**Your goal**
All entries must be extracted exactly, with nothing added or dropped.

■ ■ ■

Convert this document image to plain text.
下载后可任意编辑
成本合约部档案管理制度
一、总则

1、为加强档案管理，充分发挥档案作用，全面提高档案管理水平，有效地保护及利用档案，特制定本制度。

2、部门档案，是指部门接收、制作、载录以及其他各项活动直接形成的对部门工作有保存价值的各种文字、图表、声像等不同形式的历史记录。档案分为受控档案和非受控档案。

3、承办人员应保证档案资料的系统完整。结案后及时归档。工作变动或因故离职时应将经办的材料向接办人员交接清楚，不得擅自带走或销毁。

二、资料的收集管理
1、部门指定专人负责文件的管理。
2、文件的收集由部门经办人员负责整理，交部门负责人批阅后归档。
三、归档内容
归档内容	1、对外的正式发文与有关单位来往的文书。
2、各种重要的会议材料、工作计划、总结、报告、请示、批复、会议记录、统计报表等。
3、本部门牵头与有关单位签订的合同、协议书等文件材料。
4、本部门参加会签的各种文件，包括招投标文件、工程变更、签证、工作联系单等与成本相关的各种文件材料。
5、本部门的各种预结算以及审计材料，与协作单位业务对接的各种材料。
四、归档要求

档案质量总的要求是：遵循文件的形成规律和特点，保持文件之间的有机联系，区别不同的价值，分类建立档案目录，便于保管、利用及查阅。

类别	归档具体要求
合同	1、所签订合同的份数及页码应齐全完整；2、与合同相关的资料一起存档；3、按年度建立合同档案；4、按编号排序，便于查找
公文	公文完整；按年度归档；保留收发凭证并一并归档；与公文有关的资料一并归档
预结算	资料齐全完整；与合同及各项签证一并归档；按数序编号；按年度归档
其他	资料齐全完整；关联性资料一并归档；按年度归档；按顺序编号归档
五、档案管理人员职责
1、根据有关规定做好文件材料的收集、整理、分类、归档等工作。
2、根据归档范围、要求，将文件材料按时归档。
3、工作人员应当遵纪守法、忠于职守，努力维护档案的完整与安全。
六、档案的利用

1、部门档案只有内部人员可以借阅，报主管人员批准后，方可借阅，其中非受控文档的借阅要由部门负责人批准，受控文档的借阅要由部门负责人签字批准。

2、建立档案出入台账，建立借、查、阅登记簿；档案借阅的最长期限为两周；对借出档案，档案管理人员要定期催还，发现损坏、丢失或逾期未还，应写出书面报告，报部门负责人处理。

■ ■ ■

**Written answer**
Convert this document image to plain text.
下载后可任意编辑
成本合约部档案管理制度
一、总则

1、为加强档案管理，充分发挥档案作用，全面提高档案管理水平，有效地保护及利用档案，特制定本制度。

2、部门档案，是指部门接收、制作、载录以及其他各项活动直接形成的对部门工作有保存价值的各种文字、图表、声像等不同形式的历史记录。档案分为受控档案和非受控档案。

3、承办人员应保证档案资料的系统完整。结案后及时归档。工作变动或因故离职时应将经办的材料向接办人员交接清楚，不得擅自带走或销毁。

二、资料的收集管理
1、部门指定专人负责文件的管理。
2、文件的收集由部门经办人员负责整理，交部门负责人批阅后归档。
三、归档内容
归档内容	1、对外的正式发文与有关单位来往的文书。
2、各种重要的会议材料、工作计划、总结、报告、请示、批复、会议记录、统计报表等。
3、本部门牵头与有关单位签订的合同、协议书等文件材料。
4、本部门参加会签的各种文件，包括招投标文件、工程变更、签证、工作联系单等与成本相关的各种文件材料。
5、本部门的各种预结算以及审计材料，与协作单位业务对接的各种材料。
四、归档要求

档案质量总的要求是：遵循文件的形成规律和特点，保持文件之间的有机联系，区别不同的价值，分类建立档案目录，便于保管、利用及查阅。

类别	归档具体要求
合同	1、所签订合同的份数及页码应齐全完整；2、与合同相关的资料一起存档；3、按年度建立合同档案；4、按编号排序，便于查找
公文	公文完整；按年度归档；保留收发凭证并一并归档；与公文有关的资料一并归档
预结算	资料齐全完整；与合同及各项签证一并归档；按数序编号；按年度归档
其他	资料齐全完整；关联性资料一并归档；按年度归档；按顺序编号归档
五、档案管理人员职责
1、根据有关规定做好文件材料的收集、整理、分类、归档等工作。
2、根据归档范围、要求，将文件材料按时归档。
3、工作人员应当遵纪守法、忠于职守，努力维护档案的完整与安全。
六、档案的利用

1、部门档案只有内部人员可以借阅，报主管人员批准后，方可借阅，其中非受控文档的借阅要由部门负责人批准，受控文档的借阅要由部门负责人签字批准。

2、建立档案出入台账，建立借、查、阅登记簿；档案借阅的最长期限为两周；对借出档案，档案管理人员要定期催还，发现损坏、丢失或逾期未还，应写出书面报告，报部门负责人处理。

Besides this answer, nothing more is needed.